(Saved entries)

┌────────

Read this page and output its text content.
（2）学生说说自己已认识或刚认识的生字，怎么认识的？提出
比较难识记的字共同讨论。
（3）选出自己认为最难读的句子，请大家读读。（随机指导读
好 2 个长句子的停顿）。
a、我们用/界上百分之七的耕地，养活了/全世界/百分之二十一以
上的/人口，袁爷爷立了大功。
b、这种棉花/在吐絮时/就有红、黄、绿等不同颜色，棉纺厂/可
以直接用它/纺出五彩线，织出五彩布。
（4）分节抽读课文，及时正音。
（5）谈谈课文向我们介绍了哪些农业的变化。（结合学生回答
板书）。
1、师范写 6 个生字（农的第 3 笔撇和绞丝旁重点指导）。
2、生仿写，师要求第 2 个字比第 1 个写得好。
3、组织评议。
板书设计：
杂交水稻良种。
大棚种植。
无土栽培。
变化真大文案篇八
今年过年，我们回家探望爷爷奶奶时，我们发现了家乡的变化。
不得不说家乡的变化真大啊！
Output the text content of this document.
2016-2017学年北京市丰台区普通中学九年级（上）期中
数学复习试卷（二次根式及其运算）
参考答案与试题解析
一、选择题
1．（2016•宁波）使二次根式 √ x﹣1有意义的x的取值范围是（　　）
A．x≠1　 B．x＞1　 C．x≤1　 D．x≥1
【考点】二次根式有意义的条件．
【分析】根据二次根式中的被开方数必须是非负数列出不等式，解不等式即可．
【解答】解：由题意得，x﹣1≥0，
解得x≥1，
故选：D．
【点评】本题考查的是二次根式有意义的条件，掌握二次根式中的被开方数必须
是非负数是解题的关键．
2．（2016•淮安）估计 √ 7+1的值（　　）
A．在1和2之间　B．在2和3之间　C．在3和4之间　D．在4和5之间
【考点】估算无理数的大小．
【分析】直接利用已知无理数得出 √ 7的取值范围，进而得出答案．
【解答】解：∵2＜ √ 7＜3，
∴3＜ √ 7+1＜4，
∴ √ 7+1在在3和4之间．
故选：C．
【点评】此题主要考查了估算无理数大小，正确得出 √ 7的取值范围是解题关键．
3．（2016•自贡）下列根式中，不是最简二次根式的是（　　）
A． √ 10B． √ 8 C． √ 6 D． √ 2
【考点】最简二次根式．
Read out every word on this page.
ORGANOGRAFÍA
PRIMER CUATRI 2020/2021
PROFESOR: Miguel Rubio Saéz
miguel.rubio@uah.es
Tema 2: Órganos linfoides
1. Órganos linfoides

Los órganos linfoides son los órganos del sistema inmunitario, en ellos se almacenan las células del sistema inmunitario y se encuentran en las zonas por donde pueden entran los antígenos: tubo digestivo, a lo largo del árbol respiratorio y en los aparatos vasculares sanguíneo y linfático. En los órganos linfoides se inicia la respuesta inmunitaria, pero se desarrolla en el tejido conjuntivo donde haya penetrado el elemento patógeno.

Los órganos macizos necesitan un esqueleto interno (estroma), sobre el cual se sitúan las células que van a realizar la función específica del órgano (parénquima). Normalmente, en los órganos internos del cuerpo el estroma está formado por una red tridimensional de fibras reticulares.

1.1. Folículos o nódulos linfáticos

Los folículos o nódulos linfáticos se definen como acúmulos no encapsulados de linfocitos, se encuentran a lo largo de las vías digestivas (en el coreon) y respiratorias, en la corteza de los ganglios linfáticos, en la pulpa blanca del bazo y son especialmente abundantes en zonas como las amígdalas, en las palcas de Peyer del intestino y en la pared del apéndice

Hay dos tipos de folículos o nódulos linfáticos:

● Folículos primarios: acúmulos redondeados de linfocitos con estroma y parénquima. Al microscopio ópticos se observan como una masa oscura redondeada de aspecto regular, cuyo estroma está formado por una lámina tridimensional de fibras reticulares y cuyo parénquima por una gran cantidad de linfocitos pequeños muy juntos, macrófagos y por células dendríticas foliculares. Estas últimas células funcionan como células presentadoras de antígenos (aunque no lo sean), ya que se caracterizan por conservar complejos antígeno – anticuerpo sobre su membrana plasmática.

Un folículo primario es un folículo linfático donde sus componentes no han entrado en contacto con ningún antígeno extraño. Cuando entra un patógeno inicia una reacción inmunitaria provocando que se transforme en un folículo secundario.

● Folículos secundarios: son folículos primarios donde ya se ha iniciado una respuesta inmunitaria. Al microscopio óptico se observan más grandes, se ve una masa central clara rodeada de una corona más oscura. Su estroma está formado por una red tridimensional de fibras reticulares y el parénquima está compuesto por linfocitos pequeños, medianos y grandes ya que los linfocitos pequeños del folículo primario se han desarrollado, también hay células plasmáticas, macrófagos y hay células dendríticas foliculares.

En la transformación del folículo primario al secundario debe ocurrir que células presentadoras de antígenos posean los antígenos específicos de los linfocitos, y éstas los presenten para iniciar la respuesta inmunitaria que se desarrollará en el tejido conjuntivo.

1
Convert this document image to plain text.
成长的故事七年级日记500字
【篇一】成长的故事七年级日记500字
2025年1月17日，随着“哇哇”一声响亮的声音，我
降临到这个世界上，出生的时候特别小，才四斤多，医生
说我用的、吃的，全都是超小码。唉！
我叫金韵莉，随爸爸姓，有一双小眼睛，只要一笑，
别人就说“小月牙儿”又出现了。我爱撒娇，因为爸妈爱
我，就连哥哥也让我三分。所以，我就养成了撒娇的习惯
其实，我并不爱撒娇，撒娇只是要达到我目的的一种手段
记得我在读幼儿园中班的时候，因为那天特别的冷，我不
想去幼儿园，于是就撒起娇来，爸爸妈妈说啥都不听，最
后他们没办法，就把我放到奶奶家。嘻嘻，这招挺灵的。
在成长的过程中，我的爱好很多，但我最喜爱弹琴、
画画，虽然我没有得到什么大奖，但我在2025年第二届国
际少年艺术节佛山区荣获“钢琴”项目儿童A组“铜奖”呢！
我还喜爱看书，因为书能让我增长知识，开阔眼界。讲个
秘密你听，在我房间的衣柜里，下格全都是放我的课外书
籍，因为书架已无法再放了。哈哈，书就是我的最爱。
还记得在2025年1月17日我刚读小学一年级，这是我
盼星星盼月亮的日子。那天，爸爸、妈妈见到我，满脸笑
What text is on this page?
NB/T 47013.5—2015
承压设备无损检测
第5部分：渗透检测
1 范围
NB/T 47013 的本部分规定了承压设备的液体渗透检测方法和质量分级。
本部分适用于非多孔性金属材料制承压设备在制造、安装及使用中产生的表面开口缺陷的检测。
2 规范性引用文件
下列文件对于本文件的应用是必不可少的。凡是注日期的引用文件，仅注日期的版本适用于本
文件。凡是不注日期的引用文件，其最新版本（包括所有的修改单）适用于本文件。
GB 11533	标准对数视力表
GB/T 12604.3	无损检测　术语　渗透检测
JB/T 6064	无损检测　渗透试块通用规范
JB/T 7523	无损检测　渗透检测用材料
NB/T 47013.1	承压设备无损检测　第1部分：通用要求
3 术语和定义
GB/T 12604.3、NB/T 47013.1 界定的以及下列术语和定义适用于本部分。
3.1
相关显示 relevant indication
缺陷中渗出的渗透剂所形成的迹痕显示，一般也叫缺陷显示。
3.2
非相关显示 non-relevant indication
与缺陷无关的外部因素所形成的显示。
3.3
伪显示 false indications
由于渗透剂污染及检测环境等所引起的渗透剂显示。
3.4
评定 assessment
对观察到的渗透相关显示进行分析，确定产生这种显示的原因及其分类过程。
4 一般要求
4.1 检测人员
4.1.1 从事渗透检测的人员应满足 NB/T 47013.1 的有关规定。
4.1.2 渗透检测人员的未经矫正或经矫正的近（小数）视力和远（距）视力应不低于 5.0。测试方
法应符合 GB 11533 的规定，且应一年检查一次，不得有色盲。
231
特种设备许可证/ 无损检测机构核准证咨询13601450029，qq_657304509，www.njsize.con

└────────

Stated goal: Where a line in the entries holds the word "patógeno", copy that line.

Solution for this task:
Los órganos linfoides son los órganos del sistema inmunitario, en ellos se almacenan las células del sistema inmunitario y se encuentran en las zonas por donde pueden entran los antígenos: tubo digestivo, a lo largo del árbol respiratorio y en los aparatos vasculares sanguíneo y linfático. En los órganos linfoides se inicia la respuesta inmunitaria, pero se desarrolla en el tejido conjuntivo donde haya penetrado el elemento patógeno.
Un folículo primario es un folículo linfático donde sus componentes no han entrado en contacto con ningún antígeno extraño. Cuando entra un patógeno inicia una reacción inmunitaria provocando que se transforme en un folículo secundario.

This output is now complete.